>>>

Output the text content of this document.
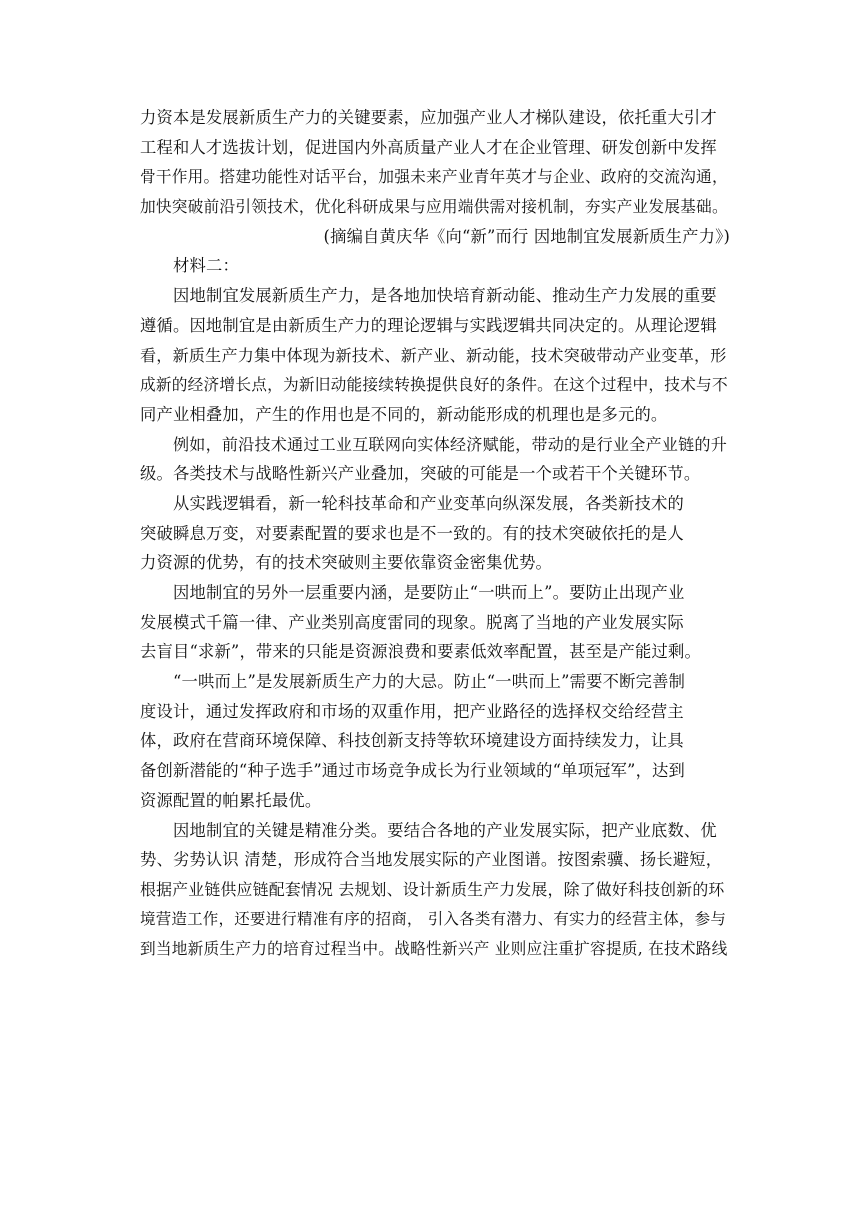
力资本是发展新质生产力的关键要素，应加强产业人才梯队建设，依托重大引才
工程和人才选拔计划，促进国内外高质量产业人才在企业管理、研发创新中发挥
骨干作用。搭建功能性对话平台，加强未来产业青年英才与企业、政府的交流沟通，
加快突破前沿引领技术，优化科研成果与应用端供需对接机制，夯实产业发展基础。
(摘编自黄庆华《向“新”而行 因地制宜发展新质生产力》)
材料二：
因地制宜发展新质生产力，是各地加快培育新动能、推动生产力发展的重要
遵循。因地制宜是由新质生产力的理论逻辑与实践逻辑共同决定的。从理论逻辑
看，新质生产力集中体现为新技术、新产业、新动能，技术突破带动产业变革，形
成新的经济增长点，为新旧动能接续转换提供良好的条件。在这个过程中，技术与不
同产业相叠加，产生的作用也是不同的，新动能形成的机理也是多元的。
例如，前沿技术通过工业互联网向实体经济赋能，带动的是行业全产业链的升
级。各类技术与战略性新兴产业叠加，突破的可能是一个或若干个关键环节。
从实践逻辑看，新一轮科技革命和产业变革向纵深发展，各类新技术的
突破瞬息万变，对要素配置的要求也是不一致的。有的技术突破依托的是人
力资源的优势，有的技术突破则主要依靠资金密集优势。
因地制宜的另外一层重要内涵，是要防止“一哄而上”。要防止出现产业
发展模式千篇一律、产业类别高度雷同的现象。脱离了当地的产业发展实际
去盲目“求新”，带来的只能是资源浪费和要素低效率配置，甚至是产能过剩。
“一哄而上”是发展新质生产力的大忌。防止“一哄而上”需要不断完善制
度设计，通过发挥政府和市场的双重作用，把产业路径的选择权交给经营主
体，政府在营商环境保障、科技创新支持等软环境建设方面持续发力，让具
备创新潜能的“种子选手”通过市场竞争成长为行业领域的“单项冠军”，达到
资源配置的帕累托最优。
因地制宜的关键是精准分类。要结合各地的产业发展实际，把产业底数、优
势、劣势认识 清楚，形成符合当地发展实际的产业图谱。按图索骥、扬长避短，
根据产业链供应链配套情况 去规划、设计新质生产力发展，除了做好科技创新的环
境营造工作，还要进行精准有序的招商， 引入各类有潜力、有实力的经营主体，参与
到当地新质生产力的培育过程当中。战略性新兴产 业则应注重扩容提质, 在技术路线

<<<

* Stated task:
Restate the listing above word for word, and skip the pictures.

* Solution:
Output the text content of this document.
力资本是发展新质生产力的关键要素，应加强产业人才梯队建设，依托重大引才
工程和人才选拔计划，促进国内外高质量产业人才在企业管理、研发创新中发挥
骨干作用。搭建功能性对话平台，加强未来产业青年英才与企业、政府的交流沟通，
加快突破前沿引领技术，优化科研成果与应用端供需对接机制，夯实产业发展基础。
(摘编自黄庆华《向“新”而行 因地制宜发展新质生产力》)
材料二：
因地制宜发展新质生产力，是各地加快培育新动能、推动生产力发展的重要
遵循。因地制宜是由新质生产力的理论逻辑与实践逻辑共同决定的。从理论逻辑
看，新质生产力集中体现为新技术、新产业、新动能，技术突破带动产业变革，形
成新的经济增长点，为新旧动能接续转换提供良好的条件。在这个过程中，技术与不
同产业相叠加，产生的作用也是不同的，新动能形成的机理也是多元的。
例如，前沿技术通过工业互联网向实体经济赋能，带动的是行业全产业链的升
级。各类技术与战略性新兴产业叠加，突破的可能是一个或若干个关键环节。
从实践逻辑看，新一轮科技革命和产业变革向纵深发展，各类新技术的
突破瞬息万变，对要素配置的要求也是不一致的。有的技术突破依托的是人
力资源的优势，有的技术突破则主要依靠资金密集优势。
因地制宜的另外一层重要内涵，是要防止“一哄而上”。要防止出现产业
发展模式千篇一律、产业类别高度雷同的现象。脱离了当地的产业发展实际
去盲目“求新”，带来的只能是资源浪费和要素低效率配置，甚至是产能过剩。
“一哄而上”是发展新质生产力的大忌。防止“一哄而上”需要不断完善制
度设计，通过发挥政府和市场的双重作用，把产业路径的选择权交给经营主
体，政府在营商环境保障、科技创新支持等软环境建设方面持续发力，让具
备创新潜能的“种子选手”通过市场竞争成长为行业领域的“单项冠军”，达到
资源配置的帕累托最优。
因地制宜的关键是精准分类。要结合各地的产业发展实际，把产业底数、优
势、劣势认识 清楚，形成符合当地发展实际的产业图谱。按图索骥、扬长避短，
根据产业链供应链配套情况 去规划、设计新质生产力发展，除了做好科技创新的环
境营造工作，还要进行精准有序的招商， 引入各类有潜力、有实力的经营主体，参与
到当地新质生产力的培育过程当中。战略性新兴产 业则应注重扩容提质, 在技术路线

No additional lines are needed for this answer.